Stored entries:
-- Begin --

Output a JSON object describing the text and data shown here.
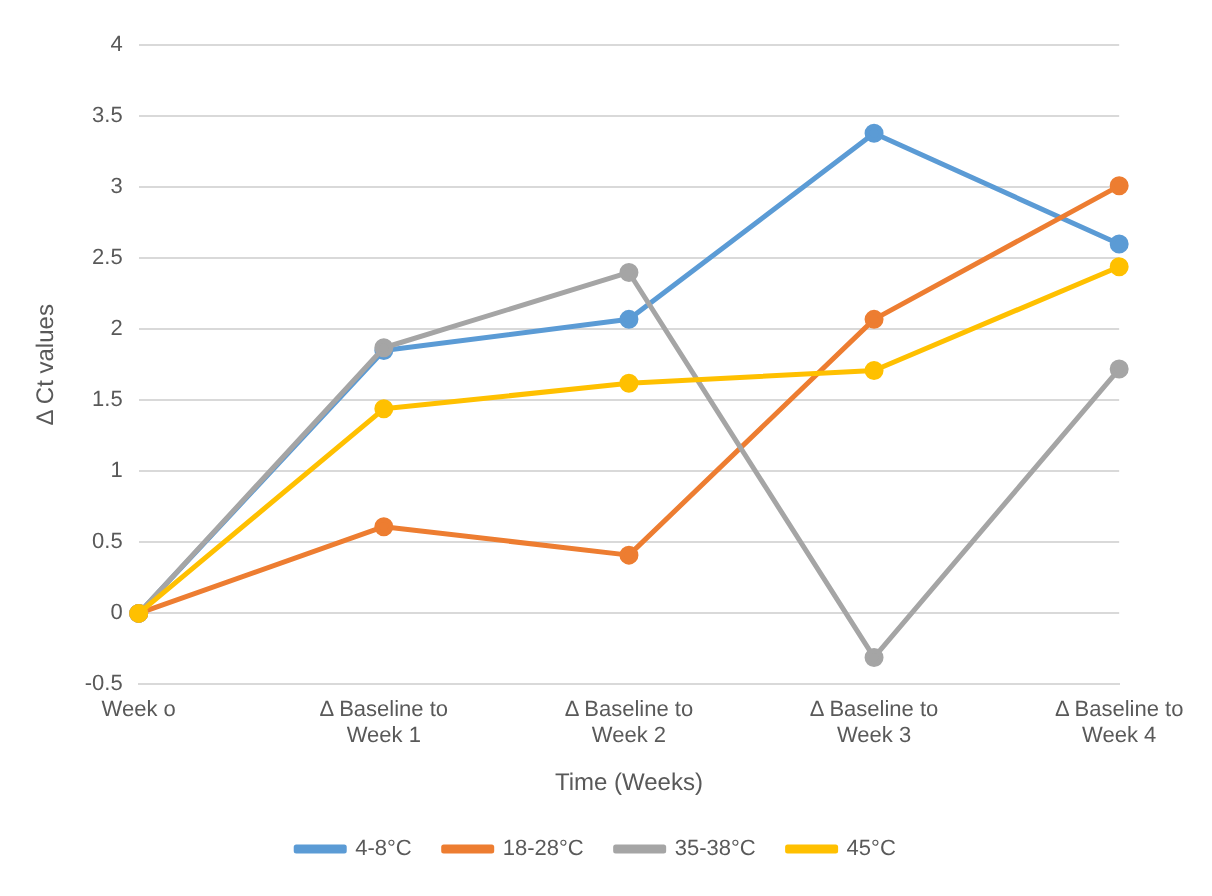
{
  "chart_data": {
    "type": "line",
    "xlabel": "Time (Weeks)",
    "ylabel": "Δ Ct values",
    "categories": [
      "Week o",
      "Δ Baseline to Week 1",
      "Δ Baseline to Week 2",
      "Δ Baseline to Week 3",
      "Δ Baseline to Week 4"
    ],
    "series": [
      {
        "name": "4-8°C",
        "color": "#5b9bd5",
        "values": [
          0,
          1.85,
          2.07,
          3.38,
          2.6
        ]
      },
      {
        "name": "18-28°C",
        "color": "#ed7d31",
        "values": [
          0,
          0.61,
          0.41,
          2.07,
          3.01
        ]
      },
      {
        "name": "35-38°C",
        "color": "#a5a5a5",
        "values": [
          0,
          1.87,
          2.4,
          -0.31,
          1.72
        ]
      },
      {
        "name": "45°C",
        "color": "#ffc000",
        "values": [
          0,
          1.44,
          1.62,
          1.71,
          2.44
        ]
      }
    ],
    "ylim": [
      -0.5,
      4
    ],
    "yticks": [
      -0.5,
      0,
      0.5,
      1,
      1.5,
      2,
      2.5,
      3,
      3.5,
      4
    ],
    "grid": "y",
    "legend": "bottom",
    "marker": "circle",
    "line_style": "solid"
  }
}
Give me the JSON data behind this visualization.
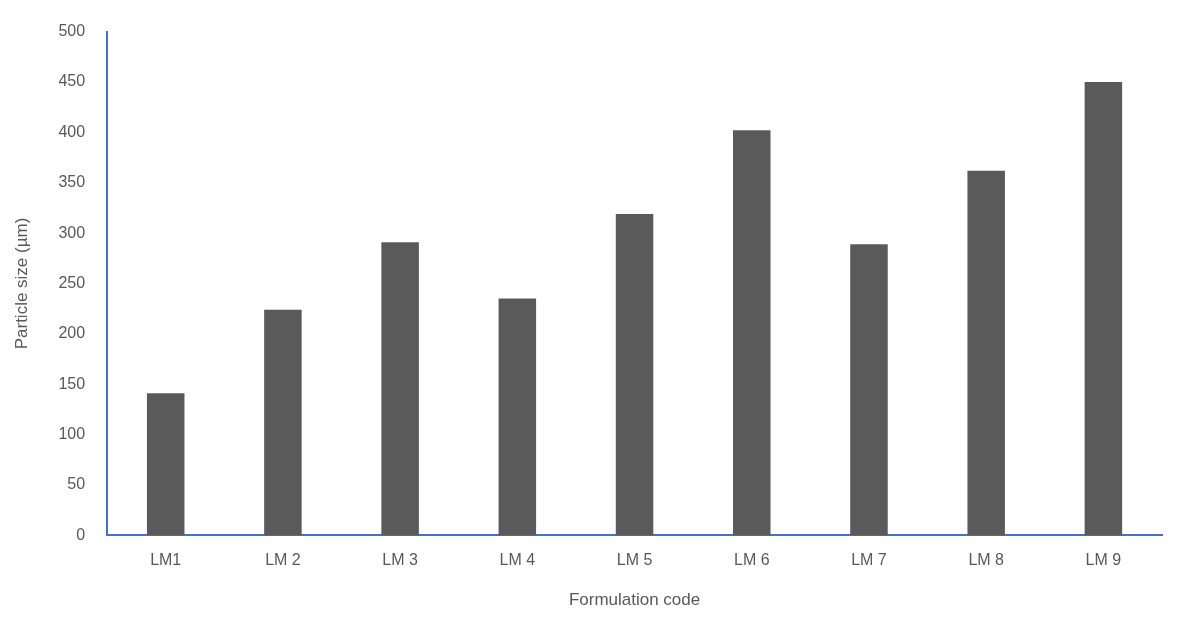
{
  "chart_data": {
    "type": "bar",
    "xlabel": "Formulation code",
    "ylabel": "Particle size (µm)",
    "categories": [
      "LM1",
      "LM 2",
      "LM 3",
      "LM 4",
      "LM 5",
      "LM 6",
      "LM 7",
      "LM 8",
      "LM 9"
    ],
    "values": [
      141,
      224,
      291,
      235,
      319,
      402,
      289,
      362,
      450
    ],
    "color": "#5a5a5a",
    "ylim": [
      0,
      500
    ],
    "yticks": [
      0,
      50,
      100,
      150,
      200,
      250,
      300,
      350,
      400,
      450,
      500
    ],
    "grid": false,
    "legend": false
  }
}
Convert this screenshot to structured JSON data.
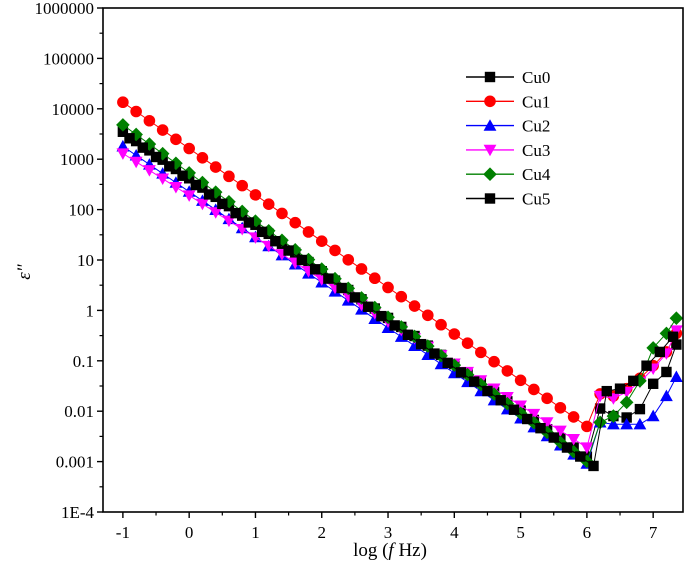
{
  "chart_data": {
    "type": "scatter",
    "title": "",
    "xlabel_prefix": "log (",
    "xlabel_var": "f",
    "xlabel_suffix": " Hz)",
    "ylabel": "ε\"",
    "xlim": [
      -1.3,
      7.45
    ],
    "ylim": [
      0.0001,
      1000000
    ],
    "yscale": "log",
    "x_ticks": [
      -1,
      0,
      1,
      2,
      3,
      4,
      5,
      6,
      7
    ],
    "x_tick_labels": [
      "-1",
      "0",
      "1",
      "2",
      "3",
      "4",
      "5",
      "6",
      "7"
    ],
    "y_ticks": [
      0.0001,
      0.001,
      0.01,
      0.1,
      1,
      10,
      100,
      1000,
      10000,
      100000,
      1000000
    ],
    "y_tick_labels": [
      "1E-4",
      "0.001",
      "0.01",
      "0.1",
      "1",
      "10",
      "100",
      "1000",
      "10000",
      "100000",
      "1000000"
    ],
    "legend_position": "top-right",
    "series": [
      {
        "name": "Cu0",
        "marker": "square",
        "color": "#000000",
        "x": [
          -1.0,
          -0.8,
          -0.6,
          -0.4,
          -0.2,
          0.0,
          0.2,
          0.4,
          0.6,
          0.8,
          1.0,
          1.2,
          1.4,
          1.6,
          1.8,
          2.0,
          2.2,
          2.4,
          2.6,
          2.8,
          3.0,
          3.2,
          3.4,
          3.6,
          3.8,
          4.0,
          4.2,
          4.4,
          4.6,
          4.8,
          5.0,
          5.2,
          5.4,
          5.6,
          5.8,
          6.0,
          6.2,
          6.4,
          6.6,
          6.8,
          7.0,
          7.2,
          7.35
        ],
        "y": [
          3500,
          2288,
          1496,
          978,
          639,
          418,
          273,
          179,
          117,
          76,
          50,
          33,
          21,
          14,
          9.1,
          6.0,
          3.9,
          2.54,
          1.66,
          1.09,
          0.71,
          0.47,
          0.31,
          0.2,
          0.131,
          0.086,
          0.056,
          0.037,
          0.024,
          0.0157,
          0.0103,
          0.0067,
          0.0044,
          0.0029,
          0.0019,
          0.00125,
          0.0113,
          0.008,
          0.0075,
          0.011,
          0.035,
          0.06,
          0.21
        ]
      },
      {
        "name": "Cu1",
        "marker": "circle",
        "color": "#ff0000",
        "x": [
          -1.0,
          -0.8,
          -0.6,
          -0.4,
          -0.2,
          0.0,
          0.2,
          0.4,
          0.6,
          0.8,
          1.0,
          1.2,
          1.4,
          1.6,
          1.8,
          2.0,
          2.2,
          2.4,
          2.6,
          2.8,
          3.0,
          3.2,
          3.4,
          3.6,
          3.8,
          4.0,
          4.2,
          4.4,
          4.6,
          4.8,
          5.0,
          5.2,
          5.4,
          5.6,
          5.8,
          6.0,
          6.2,
          6.4,
          6.6,
          6.8,
          7.0,
          7.2,
          7.35
        ],
        "y": [
          13500,
          8840,
          5790,
          3790,
          2480,
          1630,
          1066,
          698,
          457,
          299,
          196,
          128,
          84,
          55,
          36,
          23.6,
          15.5,
          10.1,
          6.64,
          4.35,
          2.85,
          1.87,
          1.22,
          0.8,
          0.52,
          0.34,
          0.224,
          0.147,
          0.096,
          0.063,
          0.041,
          0.027,
          0.018,
          0.0117,
          0.0077,
          0.005,
          0.022,
          0.02,
          0.028,
          0.045,
          0.08,
          0.15,
          0.35
        ]
      },
      {
        "name": "Cu2",
        "marker": "triangle-up",
        "color": "#0000ff",
        "x": [
          -1.0,
          -0.8,
          -0.6,
          -0.4,
          -0.2,
          0.0,
          0.2,
          0.4,
          0.6,
          0.8,
          1.0,
          1.2,
          1.4,
          1.6,
          1.8,
          2.0,
          2.2,
          2.4,
          2.6,
          2.8,
          3.0,
          3.2,
          3.4,
          3.6,
          3.8,
          4.0,
          4.2,
          4.4,
          4.6,
          4.8,
          5.0,
          5.2,
          5.4,
          5.6,
          5.8,
          6.0,
          6.2,
          6.4,
          6.6,
          6.8,
          7.0,
          7.2,
          7.35
        ],
        "y": [
          1800,
          1190,
          786,
          519,
          343,
          227,
          150,
          99,
          65,
          43,
          28.5,
          18.8,
          12.4,
          8.2,
          5.4,
          3.6,
          2.37,
          1.57,
          1.04,
          0.68,
          0.45,
          0.3,
          0.198,
          0.131,
          0.086,
          0.057,
          0.038,
          0.025,
          0.0165,
          0.0109,
          0.0072,
          0.0048,
          0.0032,
          0.0021,
          0.00138,
          0.00091,
          0.006,
          0.0055,
          0.0055,
          0.0055,
          0.008,
          0.02,
          0.048
        ]
      },
      {
        "name": "Cu3",
        "marker": "triangle-down",
        "color": "#ff00ff",
        "x": [
          -1.0,
          -0.8,
          -0.6,
          -0.4,
          -0.2,
          0.0,
          0.2,
          0.4,
          0.6,
          0.8,
          1.0,
          1.2,
          1.4,
          1.6,
          1.8,
          2.0,
          2.2,
          2.4,
          2.6,
          2.8,
          3.0,
          3.2,
          3.4,
          3.6,
          3.8,
          4.0,
          4.2,
          4.4,
          4.6,
          4.8,
          5.0,
          5.2,
          5.4,
          5.6,
          5.8,
          6.0,
          6.2,
          6.4,
          6.6,
          6.8,
          7.0,
          7.2,
          7.35
        ],
        "y": [
          1300,
          886,
          603,
          411,
          280,
          191,
          130,
          88,
          60,
          41,
          28,
          19,
          13,
          8.8,
          6.0,
          4.1,
          2.8,
          1.9,
          1.29,
          0.88,
          0.6,
          0.41,
          0.28,
          0.19,
          0.129,
          0.088,
          0.06,
          0.041,
          0.028,
          0.019,
          0.0129,
          0.0088,
          0.006,
          0.0041,
          0.0028,
          0.0019,
          0.02,
          0.018,
          0.024,
          0.038,
          0.07,
          0.14,
          0.4
        ]
      },
      {
        "name": "Cu4",
        "marker": "diamond",
        "color": "#008000",
        "x": [
          -1.0,
          -0.8,
          -0.6,
          -0.4,
          -0.2,
          0.0,
          0.2,
          0.4,
          0.6,
          0.8,
          1.0,
          1.2,
          1.4,
          1.6,
          1.8,
          2.0,
          2.2,
          2.4,
          2.6,
          2.8,
          3.0,
          3.2,
          3.4,
          3.6,
          3.8,
          4.0,
          4.2,
          4.4,
          4.6,
          4.8,
          5.0,
          5.2,
          5.4,
          5.6,
          5.8,
          6.0,
          6.2,
          6.4,
          6.6,
          6.8,
          7.0,
          7.2,
          7.35
        ],
        "y": [
          4800,
          3095,
          1996,
          1287,
          830,
          535,
          345,
          222,
          143,
          92,
          59,
          38,
          24.6,
          15.9,
          10.2,
          6.6,
          4.25,
          2.74,
          1.77,
          1.14,
          0.73,
          0.47,
          0.304,
          0.196,
          0.126,
          0.082,
          0.053,
          0.034,
          0.0219,
          0.0141,
          0.0091,
          0.0059,
          0.0038,
          0.0024,
          0.00157,
          0.00101,
          0.006,
          0.008,
          0.015,
          0.04,
          0.18,
          0.35,
          0.7
        ]
      },
      {
        "name": "Cu5",
        "marker": "square",
        "color": "#000000",
        "x": [
          -0.9,
          -0.7,
          -0.5,
          -0.3,
          -0.1,
          0.1,
          0.3,
          0.5,
          0.7,
          0.9,
          1.1,
          1.3,
          1.5,
          1.7,
          1.9,
          2.1,
          2.3,
          2.5,
          2.7,
          2.9,
          3.1,
          3.3,
          3.5,
          3.7,
          3.9,
          4.1,
          4.3,
          4.5,
          4.7,
          4.9,
          5.1,
          5.3,
          5.5,
          5.7,
          5.9,
          6.1,
          6.3,
          6.5,
          6.7,
          6.9,
          7.1,
          7.3
        ],
        "y": [
          2600,
          1696,
          1106,
          721,
          470,
          307,
          200,
          130,
          85,
          55.5,
          36.2,
          23.6,
          15.4,
          10.0,
          6.54,
          4.27,
          2.78,
          1.81,
          1.18,
          0.77,
          0.503,
          0.328,
          0.214,
          0.139,
          0.091,
          0.059,
          0.0387,
          0.0252,
          0.0165,
          0.0107,
          0.007,
          0.0046,
          0.003,
          0.0019,
          0.00126,
          0.00082,
          0.025,
          0.028,
          0.04,
          0.08,
          0.15,
          0.3
        ]
      }
    ]
  }
}
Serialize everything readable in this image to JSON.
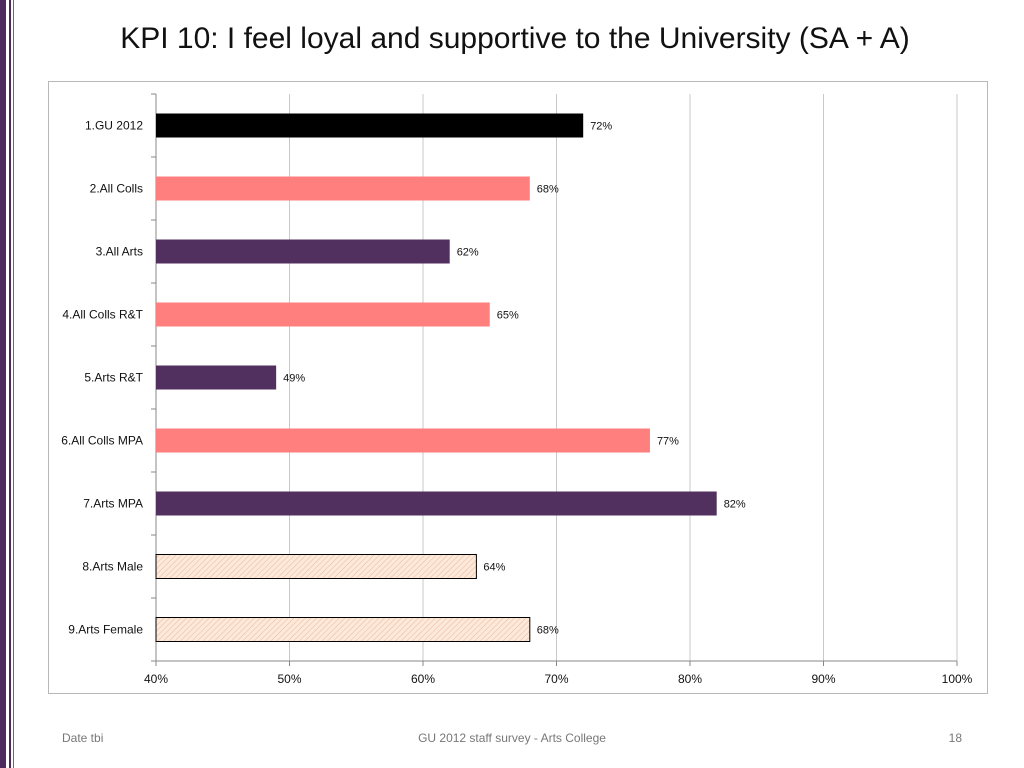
{
  "slide": {
    "title": "KPI 10: I feel loyal and supportive to the University (SA + A)",
    "footer_left": "Date tbi",
    "footer_center": "GU 2012 staff survey -  Arts College",
    "page_number": "18"
  },
  "colors": {
    "black": "#000000",
    "pink": "#ff7f7f",
    "purple": "#512f5f",
    "hatch_fill": "#fde9d9",
    "hatch_line": "#e8b89a",
    "accent_stripe": "#4e2a5e"
  },
  "chart_data": {
    "type": "bar",
    "orientation": "horizontal",
    "categories": [
      "1.GU 2012",
      "2.All Colls",
      "3.All Arts",
      "4.All Colls R&T",
      "5.Arts R&T",
      "6.All Colls MPA",
      "7.Arts MPA",
      "8.Arts Male",
      "9.Arts Female"
    ],
    "values": [
      72,
      68,
      62,
      65,
      49,
      77,
      82,
      64,
      68
    ],
    "data_labels": [
      "72%",
      "68%",
      "62%",
      "65%",
      "49%",
      "77%",
      "82%",
      "64%",
      "68%"
    ],
    "bar_styles": [
      "black",
      "pink",
      "purple",
      "pink",
      "purple",
      "pink",
      "purple",
      "hatch",
      "hatch"
    ],
    "xlim": [
      40,
      100
    ],
    "x_ticks": [
      40,
      50,
      60,
      70,
      80,
      90,
      100
    ],
    "x_tick_labels": [
      "40%",
      "50%",
      "60%",
      "70%",
      "80%",
      "90%",
      "100%"
    ],
    "grid": true,
    "legend": "none",
    "title": "",
    "xlabel": "",
    "ylabel": ""
  }
}
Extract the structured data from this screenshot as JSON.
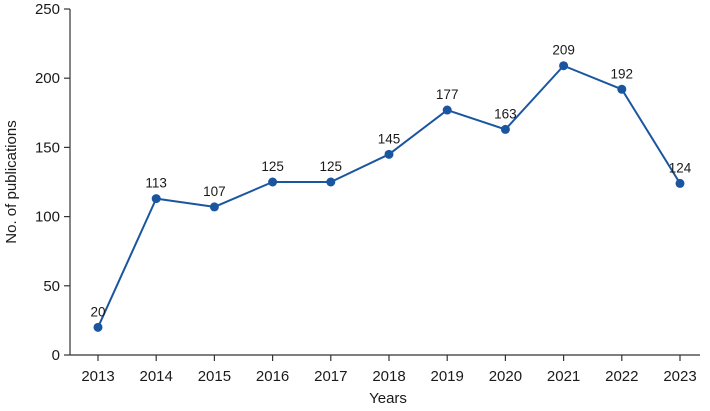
{
  "chart_data": {
    "type": "line",
    "title": "",
    "xlabel": "Years",
    "ylabel": "No. of publications",
    "categories": [
      "2013",
      "2014",
      "2015",
      "2016",
      "2017",
      "2018",
      "2019",
      "2020",
      "2021",
      "2022",
      "2023"
    ],
    "series": [
      {
        "values": [
          20,
          113,
          107,
          125,
          125,
          145,
          177,
          163,
          209,
          192,
          124
        ]
      }
    ],
    "data_labels": [
      "20",
      "113",
      "107",
      "125",
      "125",
      "145",
      "177",
      "163",
      "209",
      "192",
      "124"
    ],
    "ylim": [
      0,
      250
    ],
    "yticks": [
      0,
      50,
      100,
      150,
      200,
      250
    ],
    "grid": false,
    "legend": "none",
    "colors": {
      "series": "#1a56a0",
      "axis": "#333333"
    }
  }
}
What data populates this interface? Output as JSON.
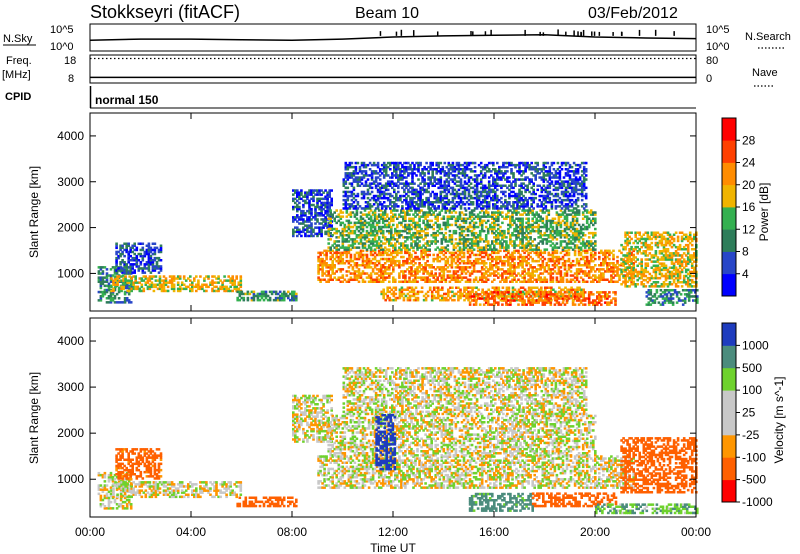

-- End --

SHORT PROBLEM:
Consider the entries above and return each line with the string "Output".

ANSWER TO THE PROBLEM:
Output a JSON object describing the text and data shown here.
What data populates this interface? Output as JSON.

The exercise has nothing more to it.